---- MATERIAL PROVIDED

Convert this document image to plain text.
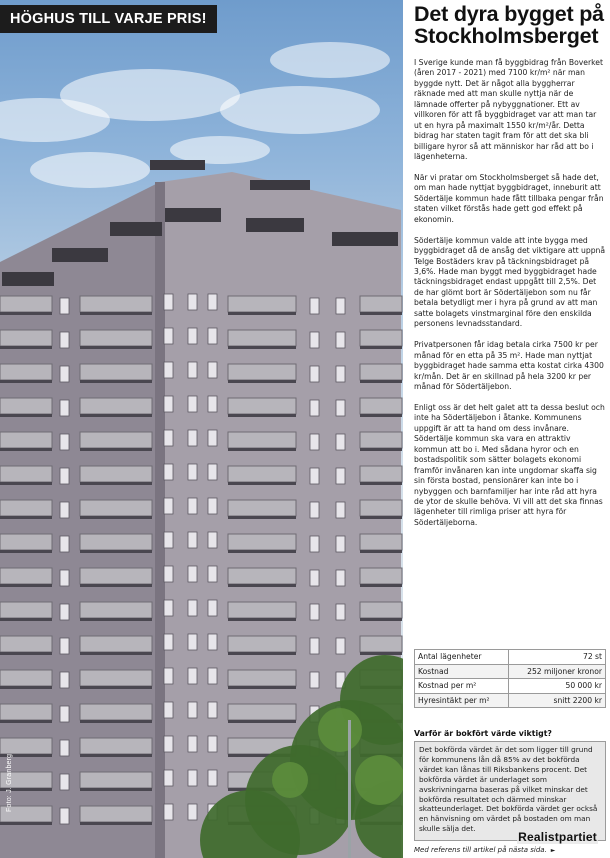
HÖGHUS TILL VARJE PRIS!
Foto: J. Granberg
Det dyra bygget på Stockholmsberget

I Sverige kunde man få byggbidrag från Boverket (åren 2017 - 2021) med 7100 kr/m² när man byggde nytt. Det är något alla byggherrar räknade med att man skulle nyttja när de lämnade offerter på nybyggnationer. Ett av villkoren för att få byggbidraget var att man tar ut en hyra på maximalt 1550 kr/m²/år. Detta bidrag har staten tagit fram för att det ska bli billigare hyror så att människor har råd att bo i lägenheterna.

När vi pratar om Stockholmsberget så hade det, om man hade nyttjat byggbidraget, inneburit att Södertälje kommun hade fått tillbaka pengar från staten vilket förstås hade gett god effekt på ekonomin.

Södertälje kommun valde att inte bygga med byggbidraget då de ansåg det viktigare att uppnå Telge Bostäders krav på täckningsbidraget på 3,6%. Hade man byggt med byggbidraget hade täckningsbidraget endast uppgått till 2,5%. Det de har glömt bort är Södertäljebon som nu får betala betydligt mer i hyra på grund av att man satte bolagets vinstmarginal före den enskilda personens levnadsstandard.

Privatpersonen får idag betala cirka 7500 kr per månad för en etta på 35 m². Hade man nyttjat byggbidraget hade samma etta kostat cirka 4300 kr/mån. Det är en skillnad på hela 3200 kr per månad för Södertäljebon.

Enligt oss är det helt galet att ta dessa beslut och inte ha Södertäljebon i åtanke. Kommunens uppgift är att ta hand om dess invånare. Södertälje kommun ska vara en attraktiv kommun att bo i. Med sådana hyror och en bostadspolitik som sätter bolagets ekonomi framför invånaren kan inte ungdomar skaffa sig sin första bostad, pensionärer kan inte bo i nybyggen och barnfamiljer har inte råd att hyra de ytor de skulle behöva. Vi vill att det ska finnas lägenheter till rimliga priser att hyra för Södertäljeborna.

Antal lägenheter	72 st
Kostnad	252 miljoner kronor
Kostnad per m²	50 000 kr
Hyresintäkt per m²	snitt 2200 kr
Varför är bokfört värde viktigt?
Det bokförda värdet är det som ligger till grund för kommunens lån då 85% av det bokförda värdet kan lånas till Riksbankens procent. Det bokförda värdet är underlaget som avskrivningarna baseras på vilket minskar det bokförda resultatet och därmed minskar skatteunderlaget. Det bokförda värdet ger också en hänvisning om värdet på bostaden om man skulle sälja det.
Realistpartiet
Med referens till artikel på nästa sida. ►
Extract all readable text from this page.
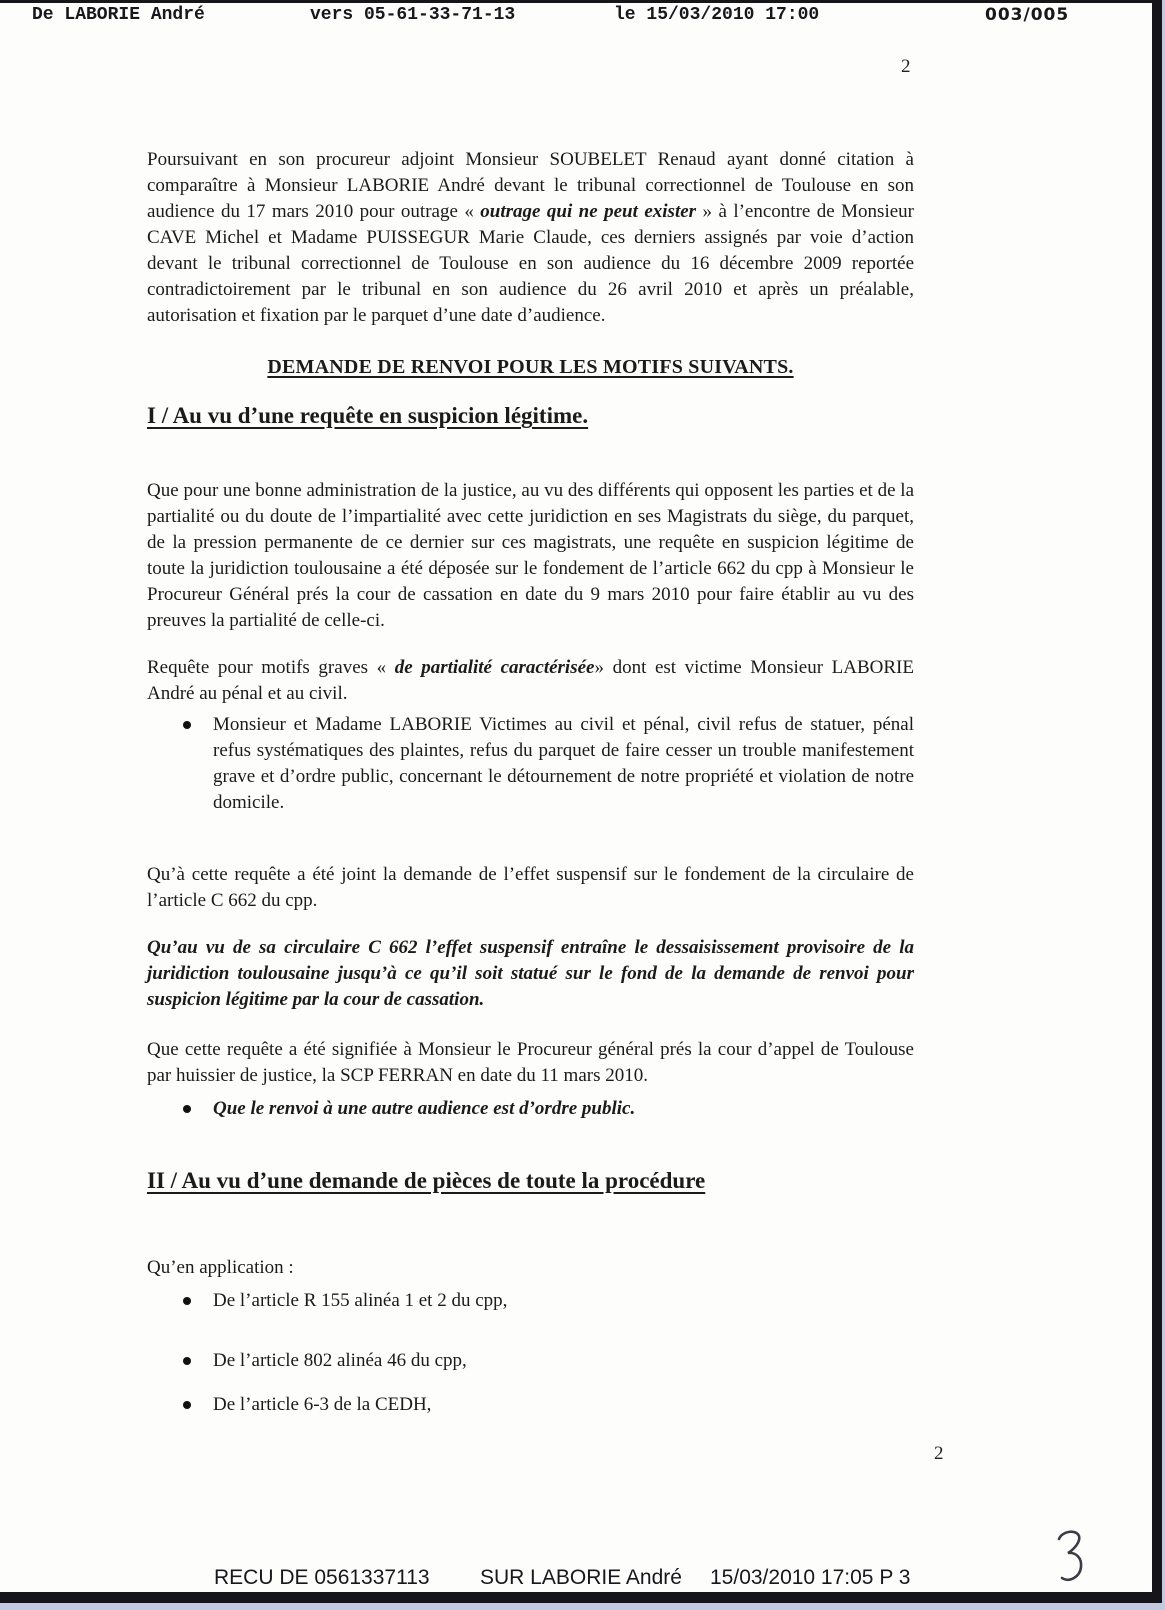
De LABORIE André	vers 05-61-33-71-13	le 15/03/2010 17:00	003/005
2

Poursuivant en son procureur adjoint Monsieur SOUBELET Renaud ayant donné citation à comparaître à Monsieur LABORIE André devant le tribunal correctionnel de Toulouse en son audience du 17 mars 2010 pour outrage « outrage qui ne peut exister » à l’encontre de Monsieur CAVE Michel et Madame PUISSEGUR Marie Claude, ces derniers assignés par voie d’action devant le tribunal correctionnel de Toulouse en son audience du 16 décembre 2009 reportée contradictoirement par le tribunal en son audience du 26 avril 2010 et après un préalable, autorisation et fixation par le parquet d’une date d’audience.

DEMANDE DE RENVOI POUR LES MOTIFS SUIVANTS.
I / Au vu d’une requête en suspicion légitime.

Que pour une bonne administration de la justice, au vu des différents qui opposent les parties et de la partialité ou du doute de l’impartialité avec cette juridiction en ses Magistrats du siège, du parquet, de la pression permanente de ce dernier sur ces magistrats, une requête en suspicion légitime de toute la juridiction toulousaine a été déposée sur le fondement de l’article 662 du cpp à Monsieur le Procureur Général prés la cour de cassation en date du 9 mars 2010 pour faire établir au vu des preuves la partialité de celle-ci.

Requête pour motifs graves « de partialité caractérisée» dont est victime Monsieur LABORIE André au pénal et au civil.

Monsieur et Madame LABORIE Victimes au civil et pénal, civil refus de statuer, pénal refus systématiques des plaintes, refus du parquet de faire cesser un trouble manifestement grave et d’ordre public, concernant le détournement de notre propriété et violation de notre domicile.

Qu’à cette requête a été joint la demande de l’effet suspensif sur le fondement de la circulaire de l’article C 662 du cpp.

Qu’au vu de sa circulaire C 662 l’effet suspensif entraîne le dessaisissement provisoire de la juridiction toulousaine jusqu’à ce qu’il soit statué sur le fond de la demande de renvoi pour suspicion légitime par la cour de cassation.

Que cette requête a été signifiée à Monsieur le Procureur général prés la cour d’appel de Toulouse par huissier de justice, la SCP FERRAN en date du 11 mars 2010.

Que le renvoi à une autre audience est d’ordre public.
II / Au vu d’une demande de pièces de toute la procédure

Qu’en application :

De l’article R 155 alinéa 1 et 2 du cpp,
De l’article 802 alinéa 46 du cpp,
De l’article 6-3 de la CEDH,
2
RECU DE 0561337113 SUR LABORIE André 15/03/2010 17:05 P 3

--------

OBJECTIVE
Do not include images; quote all of the entries above exactly.

ANSWER BELOW
Convert this document image to plain text.
HÖGHUS TILL VARJE PRIS!
Foto: J. Granberg
Det dyra bygget på Stockholmsberget

I Sverige kunde man få byggbidrag från Boverket (åren 2017 - 2021) med 7100 kr/m² när man byggde nytt. Det är något alla byggherrar räknade med att man skulle nyttja när de lämnade offerter på nybyggnationer. Ett av villkoren för att få byggbidraget var att man tar ut en hyra på maximalt 1550 kr/m²/år. Detta bidrag har staten tagit fram för att det ska bli billigare hyror så att människor har råd att bo i lägenheterna.

När vi pratar om Stockholmsberget så hade det, om man hade nyttjat byggbidraget, inneburit att Södertälje kommun hade fått tillbaka pengar från staten vilket förstås hade gett god effekt på ekonomin.

Södertälje kommun valde att inte bygga med byggbidraget då de ansåg det viktigare att uppnå Telge Bostäders krav på täckningsbidraget på 3,6%. Hade man byggt med byggbidraget hade täckningsbidraget endast uppgått till 2,5%. Det de har glömt bort är Södertäljebon som nu får betala betydligt mer i hyra på grund av att man satte bolagets vinstmarginal före den enskilda personens levnadsstandard.

Privatpersonen får idag betala cirka 7500 kr per månad för en etta på 35 m². Hade man nyttjat byggbidraget hade samma etta kostat cirka 4300 kr/mån. Det är en skillnad på hela 3200 kr per månad för Södertäljebon.

Enligt oss är det helt galet att ta dessa beslut och inte ha Södertäljebon i åtanke. Kommunens uppgift är att ta hand om dess invånare. Södertälje kommun ska vara en attraktiv kommun att bo i. Med sådana hyror och en bostadspolitik som sätter bolagets ekonomi framför invånaren kan inte ungdomar skaffa sig sin första bostad, pensionärer kan inte bo i nybyggen och barnfamiljer har inte råd att hyra de ytor de skulle behöva. Vi vill att det ska finnas lägenheter till rimliga priser att hyra för Södertäljeborna.

Antal lägenheter	72 st
Kostnad	252 miljoner kronor
Kostnad per m²	50 000 kr
Hyresintäkt per m²	snitt 2200 kr
Varför är bokfört värde viktigt?
Det bokförda värdet är det som ligger till grund för kommunens lån då 85% av det bokförda värdet kan lånas till Riksbankens procent. Det bokförda värdet är underlaget som avskrivningarna baseras på vilket minskar det bokförda resultatet och därmed minskar skatteunderlaget. Det bokförda värdet ger också en hänvisning om värdet på bostaden om man skulle sälja det.
Realistpartiet
Med referens till artikel på nästa sida. ►
Extract all readable text from this page.
De LABORIE André	vers 05-61-33-71-13	le 15/03/2010 17:00	003/005
2

Poursuivant en son procureur adjoint Monsieur SOUBELET Renaud ayant donné citation à comparaître à Monsieur LABORIE André devant le tribunal correctionnel de Toulouse en son audience du 17 mars 2010 pour outrage « outrage qui ne peut exister » à l’encontre de Monsieur CAVE Michel et Madame PUISSEGUR Marie Claude, ces derniers assignés par voie d’action devant le tribunal correctionnel de Toulouse en son audience du 16 décembre 2009 reportée contradictoirement par le tribunal en son audience du 26 avril 2010 et après un préalable, autorisation et fixation par le parquet d’une date d’audience.

DEMANDE DE RENVOI POUR LES MOTIFS SUIVANTS.
I / Au vu d’une requête en suspicion légitime.

Que pour une bonne administration de la justice, au vu des différents qui opposent les parties et de la partialité ou du doute de l’impartialité avec cette juridiction en ses Magistrats du siège, du parquet, de la pression permanente de ce dernier sur ces magistrats, une requête en suspicion légitime de toute la juridiction toulousaine a été déposée sur le fondement de l’article 662 du cpp à Monsieur le Procureur Général prés la cour de cassation en date du 9 mars 2010 pour faire établir au vu des preuves la partialité de celle-ci.

Requête pour motifs graves « de partialité caractérisée» dont est victime Monsieur LABORIE André au pénal et au civil.

Monsieur et Madame LABORIE Victimes au civil et pénal, civil refus de statuer, pénal refus systématiques des plaintes, refus du parquet de faire cesser un trouble manifestement grave et d’ordre public, concernant le détournement de notre propriété et violation de notre domicile.

Qu’à cette requête a été joint la demande de l’effet suspensif sur le fondement de la circulaire de l’article C 662 du cpp.

Qu’au vu de sa circulaire C 662 l’effet suspensif entraîne le dessaisissement provisoire de la juridiction toulousaine jusqu’à ce qu’il soit statué sur le fond de la demande de renvoi pour suspicion légitime par la cour de cassation.

Que cette requête a été signifiée à Monsieur le Procureur général prés la cour d’appel de Toulouse par huissier de justice, la SCP FERRAN en date du 11 mars 2010.

Que le renvoi à une autre audience est d’ordre public.
II / Au vu d’une demande de pièces de toute la procédure

Qu’en application :

De l’article R 155 alinéa 1 et 2 du cpp,
De l’article 802 alinéa 46 du cpp,
De l’article 6-3 de la CEDH,
2
RECU DE 0561337113 SUR LABORIE André 15/03/2010 17:05 P 3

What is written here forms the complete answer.